TASK DETAILS: Among the records below, find each line that includes the string "this" and copy it.

EXTRACTED INFORMATION:
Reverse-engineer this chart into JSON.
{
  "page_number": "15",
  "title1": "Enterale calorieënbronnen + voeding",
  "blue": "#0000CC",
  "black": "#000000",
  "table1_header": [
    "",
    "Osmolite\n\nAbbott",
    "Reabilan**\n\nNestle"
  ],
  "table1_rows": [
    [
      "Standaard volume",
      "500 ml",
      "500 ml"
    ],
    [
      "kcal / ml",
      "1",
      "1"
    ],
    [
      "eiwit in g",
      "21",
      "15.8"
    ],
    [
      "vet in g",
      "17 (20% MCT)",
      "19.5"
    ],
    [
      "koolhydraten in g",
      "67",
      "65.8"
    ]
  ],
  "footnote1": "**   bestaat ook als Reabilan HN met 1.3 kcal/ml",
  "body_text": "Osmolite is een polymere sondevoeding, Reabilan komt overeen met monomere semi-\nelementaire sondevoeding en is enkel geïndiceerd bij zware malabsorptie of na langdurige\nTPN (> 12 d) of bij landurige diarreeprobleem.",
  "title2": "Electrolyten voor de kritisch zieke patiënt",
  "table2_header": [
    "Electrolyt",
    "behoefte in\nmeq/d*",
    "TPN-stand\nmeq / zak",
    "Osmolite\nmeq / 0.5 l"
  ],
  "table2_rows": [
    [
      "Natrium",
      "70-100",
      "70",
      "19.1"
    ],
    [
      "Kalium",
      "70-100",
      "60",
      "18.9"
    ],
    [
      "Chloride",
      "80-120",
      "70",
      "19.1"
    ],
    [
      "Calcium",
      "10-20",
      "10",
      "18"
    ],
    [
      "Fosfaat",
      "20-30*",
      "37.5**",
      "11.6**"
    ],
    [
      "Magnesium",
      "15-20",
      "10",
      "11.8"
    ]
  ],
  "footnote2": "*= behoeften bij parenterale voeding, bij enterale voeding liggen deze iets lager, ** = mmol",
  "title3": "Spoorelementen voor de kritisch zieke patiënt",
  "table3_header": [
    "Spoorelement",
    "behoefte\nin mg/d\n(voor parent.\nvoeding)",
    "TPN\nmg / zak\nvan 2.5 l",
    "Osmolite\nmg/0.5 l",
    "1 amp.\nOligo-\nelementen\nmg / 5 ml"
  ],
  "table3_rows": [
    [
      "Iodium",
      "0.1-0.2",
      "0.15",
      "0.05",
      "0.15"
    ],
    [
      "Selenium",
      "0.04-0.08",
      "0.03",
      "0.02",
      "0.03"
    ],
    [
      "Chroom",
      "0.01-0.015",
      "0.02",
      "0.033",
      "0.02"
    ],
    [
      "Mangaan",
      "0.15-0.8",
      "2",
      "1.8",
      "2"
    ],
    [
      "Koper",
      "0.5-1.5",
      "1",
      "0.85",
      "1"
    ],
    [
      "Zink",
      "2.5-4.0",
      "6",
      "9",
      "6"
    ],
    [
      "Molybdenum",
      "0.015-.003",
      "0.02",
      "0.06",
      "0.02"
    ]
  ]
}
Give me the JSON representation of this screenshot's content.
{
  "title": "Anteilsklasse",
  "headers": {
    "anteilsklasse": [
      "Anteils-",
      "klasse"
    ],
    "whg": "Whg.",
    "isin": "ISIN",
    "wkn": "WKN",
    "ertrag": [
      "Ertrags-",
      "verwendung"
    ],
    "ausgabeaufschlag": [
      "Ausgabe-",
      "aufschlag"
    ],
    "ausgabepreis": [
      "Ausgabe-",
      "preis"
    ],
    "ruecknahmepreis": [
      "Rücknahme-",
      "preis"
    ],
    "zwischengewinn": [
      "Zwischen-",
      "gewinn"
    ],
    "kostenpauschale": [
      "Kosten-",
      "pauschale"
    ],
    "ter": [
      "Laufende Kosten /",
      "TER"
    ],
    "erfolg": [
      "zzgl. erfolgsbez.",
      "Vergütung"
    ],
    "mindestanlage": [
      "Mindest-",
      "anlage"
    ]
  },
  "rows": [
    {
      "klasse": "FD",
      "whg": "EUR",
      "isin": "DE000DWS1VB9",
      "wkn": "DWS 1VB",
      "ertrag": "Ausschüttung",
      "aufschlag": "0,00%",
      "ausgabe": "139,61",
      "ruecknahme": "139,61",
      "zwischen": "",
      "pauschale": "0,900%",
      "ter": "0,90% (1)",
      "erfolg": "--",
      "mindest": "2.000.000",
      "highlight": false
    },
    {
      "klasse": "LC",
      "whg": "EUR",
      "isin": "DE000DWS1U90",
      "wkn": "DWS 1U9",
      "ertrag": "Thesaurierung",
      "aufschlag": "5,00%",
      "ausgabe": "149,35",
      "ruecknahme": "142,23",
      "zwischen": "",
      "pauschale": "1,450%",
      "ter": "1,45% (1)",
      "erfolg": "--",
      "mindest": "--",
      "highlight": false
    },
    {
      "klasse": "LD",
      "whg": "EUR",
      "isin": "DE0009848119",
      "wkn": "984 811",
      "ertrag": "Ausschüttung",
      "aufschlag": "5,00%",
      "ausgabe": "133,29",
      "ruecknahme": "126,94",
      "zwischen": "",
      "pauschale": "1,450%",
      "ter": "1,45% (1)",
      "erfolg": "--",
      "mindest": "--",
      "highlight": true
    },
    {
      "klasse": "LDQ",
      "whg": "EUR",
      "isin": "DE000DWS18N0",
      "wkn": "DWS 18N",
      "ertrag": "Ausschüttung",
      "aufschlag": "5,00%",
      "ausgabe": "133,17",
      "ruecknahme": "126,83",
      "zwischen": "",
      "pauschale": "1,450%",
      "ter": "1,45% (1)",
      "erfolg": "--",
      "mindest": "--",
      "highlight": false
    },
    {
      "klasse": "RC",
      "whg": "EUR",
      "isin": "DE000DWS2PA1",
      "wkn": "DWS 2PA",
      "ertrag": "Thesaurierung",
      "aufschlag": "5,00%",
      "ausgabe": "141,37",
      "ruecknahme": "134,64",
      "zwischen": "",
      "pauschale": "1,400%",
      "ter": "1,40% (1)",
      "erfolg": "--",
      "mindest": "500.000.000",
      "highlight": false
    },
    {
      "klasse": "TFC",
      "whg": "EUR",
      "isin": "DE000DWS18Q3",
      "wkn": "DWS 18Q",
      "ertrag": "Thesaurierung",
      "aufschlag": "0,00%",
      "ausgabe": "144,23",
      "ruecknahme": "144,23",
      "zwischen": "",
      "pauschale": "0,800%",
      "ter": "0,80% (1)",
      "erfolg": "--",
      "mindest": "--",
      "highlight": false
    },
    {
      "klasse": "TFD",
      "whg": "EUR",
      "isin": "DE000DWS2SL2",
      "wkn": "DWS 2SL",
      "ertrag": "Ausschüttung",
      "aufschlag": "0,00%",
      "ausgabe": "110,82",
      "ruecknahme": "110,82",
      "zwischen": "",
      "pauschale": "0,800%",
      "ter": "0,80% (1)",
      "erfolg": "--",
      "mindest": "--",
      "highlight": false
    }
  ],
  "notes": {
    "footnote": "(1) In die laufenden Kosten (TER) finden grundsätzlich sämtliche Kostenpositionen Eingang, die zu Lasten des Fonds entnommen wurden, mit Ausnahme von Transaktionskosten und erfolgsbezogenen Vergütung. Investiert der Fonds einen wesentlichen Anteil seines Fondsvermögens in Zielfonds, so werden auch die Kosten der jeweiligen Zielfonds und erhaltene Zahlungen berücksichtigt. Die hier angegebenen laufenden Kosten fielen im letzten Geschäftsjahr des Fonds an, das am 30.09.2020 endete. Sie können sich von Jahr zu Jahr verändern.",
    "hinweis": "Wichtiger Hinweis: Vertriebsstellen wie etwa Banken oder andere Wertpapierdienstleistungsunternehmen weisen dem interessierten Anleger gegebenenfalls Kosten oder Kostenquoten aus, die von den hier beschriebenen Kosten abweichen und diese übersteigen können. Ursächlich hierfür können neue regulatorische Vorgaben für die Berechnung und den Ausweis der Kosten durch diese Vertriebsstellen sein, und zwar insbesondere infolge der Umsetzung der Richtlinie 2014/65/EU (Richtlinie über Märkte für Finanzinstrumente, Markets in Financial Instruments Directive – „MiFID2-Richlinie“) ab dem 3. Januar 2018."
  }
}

COMPLETE OUTPUT:
Reverse-engineer this chart into JSON.
Give me the JSON representation of this screenshot's content.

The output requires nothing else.